■ DATA EXCERPTS:
-- -- --

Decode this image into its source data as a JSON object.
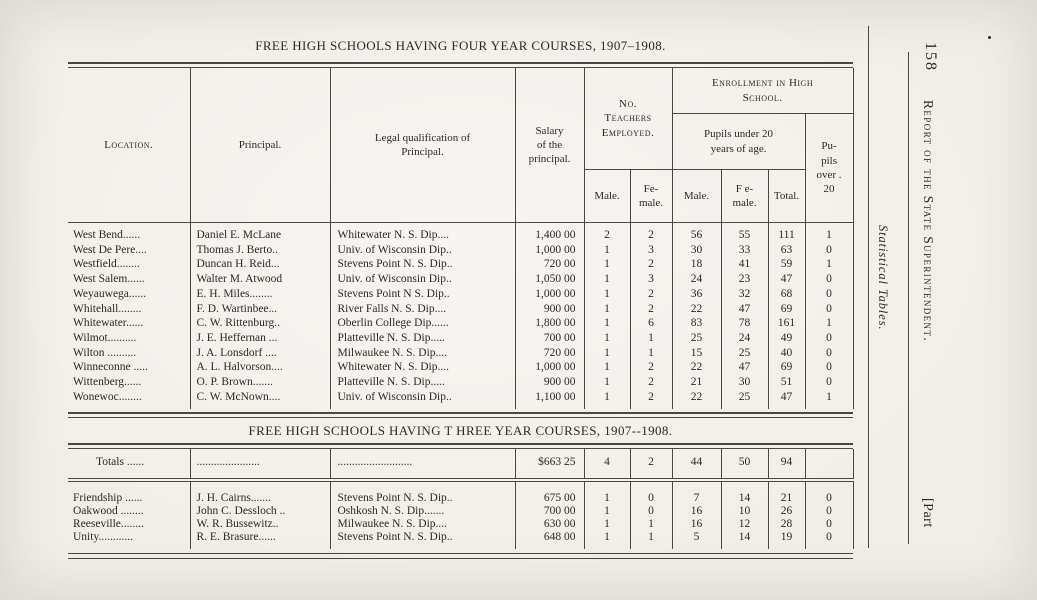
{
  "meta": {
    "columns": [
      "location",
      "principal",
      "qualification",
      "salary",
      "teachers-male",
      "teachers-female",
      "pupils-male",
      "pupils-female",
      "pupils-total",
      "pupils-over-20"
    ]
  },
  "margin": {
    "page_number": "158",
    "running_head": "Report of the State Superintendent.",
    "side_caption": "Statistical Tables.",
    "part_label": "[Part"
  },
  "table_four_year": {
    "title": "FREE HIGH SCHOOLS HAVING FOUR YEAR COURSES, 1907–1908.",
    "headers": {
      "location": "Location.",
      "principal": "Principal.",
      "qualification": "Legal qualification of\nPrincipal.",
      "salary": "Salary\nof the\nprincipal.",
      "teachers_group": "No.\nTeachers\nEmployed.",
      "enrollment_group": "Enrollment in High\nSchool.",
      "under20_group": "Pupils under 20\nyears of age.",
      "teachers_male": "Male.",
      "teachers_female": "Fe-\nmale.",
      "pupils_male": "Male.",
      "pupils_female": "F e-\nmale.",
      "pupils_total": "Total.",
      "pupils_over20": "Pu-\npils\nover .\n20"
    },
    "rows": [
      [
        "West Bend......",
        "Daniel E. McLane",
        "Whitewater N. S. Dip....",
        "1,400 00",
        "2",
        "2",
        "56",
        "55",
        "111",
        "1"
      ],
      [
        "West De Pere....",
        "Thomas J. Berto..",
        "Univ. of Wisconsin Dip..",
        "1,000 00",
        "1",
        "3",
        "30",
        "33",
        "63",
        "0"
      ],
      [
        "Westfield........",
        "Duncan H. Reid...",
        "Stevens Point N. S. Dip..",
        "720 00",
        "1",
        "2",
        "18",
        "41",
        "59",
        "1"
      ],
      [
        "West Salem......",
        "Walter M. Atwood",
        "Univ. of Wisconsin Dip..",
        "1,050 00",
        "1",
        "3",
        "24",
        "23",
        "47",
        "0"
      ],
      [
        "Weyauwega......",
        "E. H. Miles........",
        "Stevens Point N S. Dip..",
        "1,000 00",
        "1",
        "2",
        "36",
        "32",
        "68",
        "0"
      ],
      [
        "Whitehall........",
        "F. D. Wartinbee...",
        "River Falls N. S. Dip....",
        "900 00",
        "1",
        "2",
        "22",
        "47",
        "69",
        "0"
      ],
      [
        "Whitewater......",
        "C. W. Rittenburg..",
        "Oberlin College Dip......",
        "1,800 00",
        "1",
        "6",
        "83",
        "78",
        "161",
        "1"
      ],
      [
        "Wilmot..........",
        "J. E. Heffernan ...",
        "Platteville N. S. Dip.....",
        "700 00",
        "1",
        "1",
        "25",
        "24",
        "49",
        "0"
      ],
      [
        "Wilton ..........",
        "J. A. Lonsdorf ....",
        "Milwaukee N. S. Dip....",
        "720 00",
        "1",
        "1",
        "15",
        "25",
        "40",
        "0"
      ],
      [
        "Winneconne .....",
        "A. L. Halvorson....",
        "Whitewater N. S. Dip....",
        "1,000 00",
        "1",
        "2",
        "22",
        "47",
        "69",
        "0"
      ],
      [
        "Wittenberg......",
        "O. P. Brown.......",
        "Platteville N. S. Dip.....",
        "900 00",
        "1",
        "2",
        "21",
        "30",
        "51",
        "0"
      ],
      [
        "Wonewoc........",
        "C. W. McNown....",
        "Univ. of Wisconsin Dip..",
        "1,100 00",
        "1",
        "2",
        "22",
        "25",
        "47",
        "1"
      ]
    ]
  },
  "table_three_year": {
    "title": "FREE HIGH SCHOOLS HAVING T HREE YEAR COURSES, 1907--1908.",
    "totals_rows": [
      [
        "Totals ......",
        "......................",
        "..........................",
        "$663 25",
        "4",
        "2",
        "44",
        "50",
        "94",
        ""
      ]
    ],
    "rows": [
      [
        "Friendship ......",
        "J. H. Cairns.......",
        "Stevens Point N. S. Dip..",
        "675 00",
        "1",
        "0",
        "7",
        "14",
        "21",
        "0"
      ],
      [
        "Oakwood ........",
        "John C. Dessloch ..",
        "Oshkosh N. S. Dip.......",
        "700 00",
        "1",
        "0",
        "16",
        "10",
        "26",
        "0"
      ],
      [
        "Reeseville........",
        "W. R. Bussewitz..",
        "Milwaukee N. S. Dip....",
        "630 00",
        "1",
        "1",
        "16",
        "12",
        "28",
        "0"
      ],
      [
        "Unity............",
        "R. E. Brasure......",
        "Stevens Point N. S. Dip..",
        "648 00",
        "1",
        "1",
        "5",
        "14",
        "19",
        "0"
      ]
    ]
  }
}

-- -- --

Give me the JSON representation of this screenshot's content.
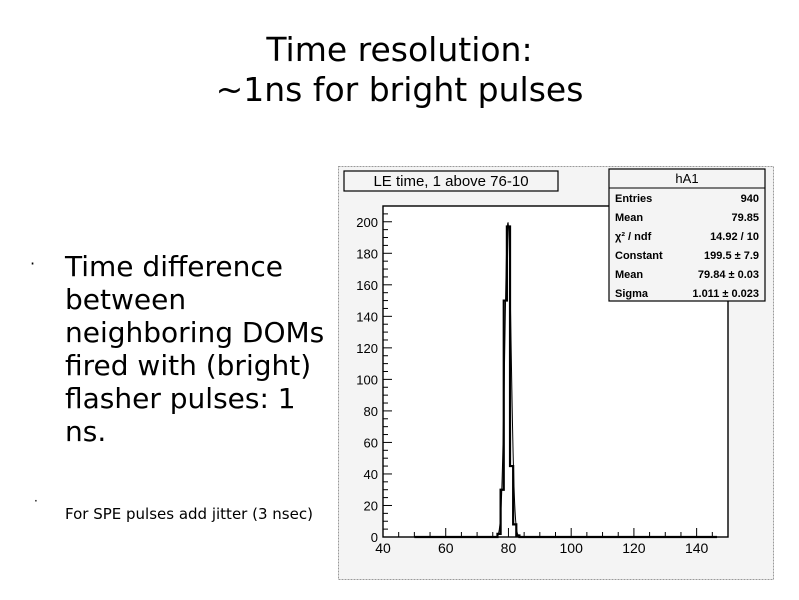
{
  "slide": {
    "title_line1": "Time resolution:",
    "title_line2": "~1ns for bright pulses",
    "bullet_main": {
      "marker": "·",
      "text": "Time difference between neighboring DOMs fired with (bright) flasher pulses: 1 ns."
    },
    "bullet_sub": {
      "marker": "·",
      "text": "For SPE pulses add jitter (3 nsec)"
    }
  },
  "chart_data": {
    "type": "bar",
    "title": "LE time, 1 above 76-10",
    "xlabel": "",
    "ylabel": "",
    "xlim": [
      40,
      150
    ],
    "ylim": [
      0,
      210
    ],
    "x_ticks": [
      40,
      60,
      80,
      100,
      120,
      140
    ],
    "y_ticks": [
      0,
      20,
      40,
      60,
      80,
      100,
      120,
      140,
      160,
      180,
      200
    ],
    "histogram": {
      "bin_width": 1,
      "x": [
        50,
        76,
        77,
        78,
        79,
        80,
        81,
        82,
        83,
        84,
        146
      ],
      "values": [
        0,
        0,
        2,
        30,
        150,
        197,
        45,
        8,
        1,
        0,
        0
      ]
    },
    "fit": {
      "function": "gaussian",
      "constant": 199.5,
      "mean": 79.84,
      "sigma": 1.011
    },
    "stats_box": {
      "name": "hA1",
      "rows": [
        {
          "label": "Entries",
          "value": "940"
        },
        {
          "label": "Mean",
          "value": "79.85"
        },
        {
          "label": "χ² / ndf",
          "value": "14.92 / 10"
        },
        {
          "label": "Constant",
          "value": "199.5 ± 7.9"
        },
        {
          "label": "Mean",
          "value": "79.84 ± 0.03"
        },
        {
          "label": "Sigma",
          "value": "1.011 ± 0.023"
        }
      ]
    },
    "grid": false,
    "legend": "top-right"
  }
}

-- -- --

■ TASK TO COMPLETE:
Return each full line of the entries that contains the word "pulses".

■ TASK ANSWER:
    "title_line2": "~1ns for bright pulses",
      "text": "Time difference between neighboring DOMs fired with (bright) flasher pulses: 1 ns."
      "text": "For SPE pulses add jitter (3 nsec)"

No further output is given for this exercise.